> Data entries
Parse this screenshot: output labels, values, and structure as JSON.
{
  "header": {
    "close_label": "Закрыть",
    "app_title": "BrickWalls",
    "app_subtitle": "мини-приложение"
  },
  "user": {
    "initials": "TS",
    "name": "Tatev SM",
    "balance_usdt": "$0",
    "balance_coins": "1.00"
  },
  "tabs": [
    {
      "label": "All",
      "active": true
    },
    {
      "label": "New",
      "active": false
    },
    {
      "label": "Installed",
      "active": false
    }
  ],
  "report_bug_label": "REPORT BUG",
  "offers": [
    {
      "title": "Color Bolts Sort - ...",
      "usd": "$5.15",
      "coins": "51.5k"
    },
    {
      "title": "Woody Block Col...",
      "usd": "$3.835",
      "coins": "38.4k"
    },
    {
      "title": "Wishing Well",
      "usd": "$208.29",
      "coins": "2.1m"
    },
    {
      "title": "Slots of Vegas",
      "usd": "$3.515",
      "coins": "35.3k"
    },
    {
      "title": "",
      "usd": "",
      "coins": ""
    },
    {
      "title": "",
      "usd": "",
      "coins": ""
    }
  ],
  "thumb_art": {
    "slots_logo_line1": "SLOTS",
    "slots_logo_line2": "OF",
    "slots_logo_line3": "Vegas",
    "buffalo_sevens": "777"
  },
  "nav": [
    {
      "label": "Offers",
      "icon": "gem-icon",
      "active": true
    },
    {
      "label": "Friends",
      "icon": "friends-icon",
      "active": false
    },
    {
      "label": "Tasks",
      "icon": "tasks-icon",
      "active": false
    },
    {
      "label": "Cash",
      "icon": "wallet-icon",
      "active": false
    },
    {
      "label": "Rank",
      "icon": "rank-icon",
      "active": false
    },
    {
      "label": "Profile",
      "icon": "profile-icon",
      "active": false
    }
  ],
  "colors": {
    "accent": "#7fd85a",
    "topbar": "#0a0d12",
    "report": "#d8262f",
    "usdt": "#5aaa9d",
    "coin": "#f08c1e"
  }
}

> Task to complete
Can you reproduce all the material exactly?

> Worked solution
Parse this screenshot: output labels, values, and structure as JSON.
{
  "header": {
    "close_label": "Закрыть",
    "app_title": "BrickWalls",
    "app_subtitle": "мини-приложение"
  },
  "user": {
    "initials": "TS",
    "name": "Tatev SM",
    "balance_usdt": "$0",
    "balance_coins": "1.00"
  },
  "tabs": [
    {
      "label": "All",
      "active": true
    },
    {
      "label": "New",
      "active": false
    },
    {
      "label": "Installed",
      "active": false
    }
  ],
  "report_bug_label": "REPORT BUG",
  "offers": [
    {
      "title": "Color Bolts Sort - ...",
      "usd": "$5.15",
      "coins": "51.5k"
    },
    {
      "title": "Woody Block Col...",
      "usd": "$3.835",
      "coins": "38.4k"
    },
    {
      "title": "Wishing Well",
      "usd": "$208.29",
      "coins": "2.1m"
    },
    {
      "title": "Slots of Vegas",
      "usd": "$3.515",
      "coins": "35.3k"
    },
    {
      "title": "",
      "usd": "",
      "coins": ""
    },
    {
      "title": "",
      "usd": "",
      "coins": ""
    }
  ],
  "thumb_art": {
    "slots_logo_line1": "SLOTS",
    "slots_logo_line2": "OF",
    "slots_logo_line3": "Vegas",
    "buffalo_sevens": "777"
  },
  "nav": [
    {
      "label": "Offers",
      "icon": "gem-icon",
      "active": true
    },
    {
      "label": "Friends",
      "icon": "friends-icon",
      "active": false
    },
    {
      "label": "Tasks",
      "icon": "tasks-icon",
      "active": false
    },
    {
      "label": "Cash",
      "icon": "wallet-icon",
      "active": false
    },
    {
      "label": "Rank",
      "icon": "rank-icon",
      "active": false
    },
    {
      "label": "Profile",
      "icon": "profile-icon",
      "active": false
    }
  ],
  "colors": {
    "accent": "#7fd85a",
    "topbar": "#0a0d12",
    "report": "#d8262f",
    "usdt": "#5aaa9d",
    "coin": "#f08c1e"
  }
}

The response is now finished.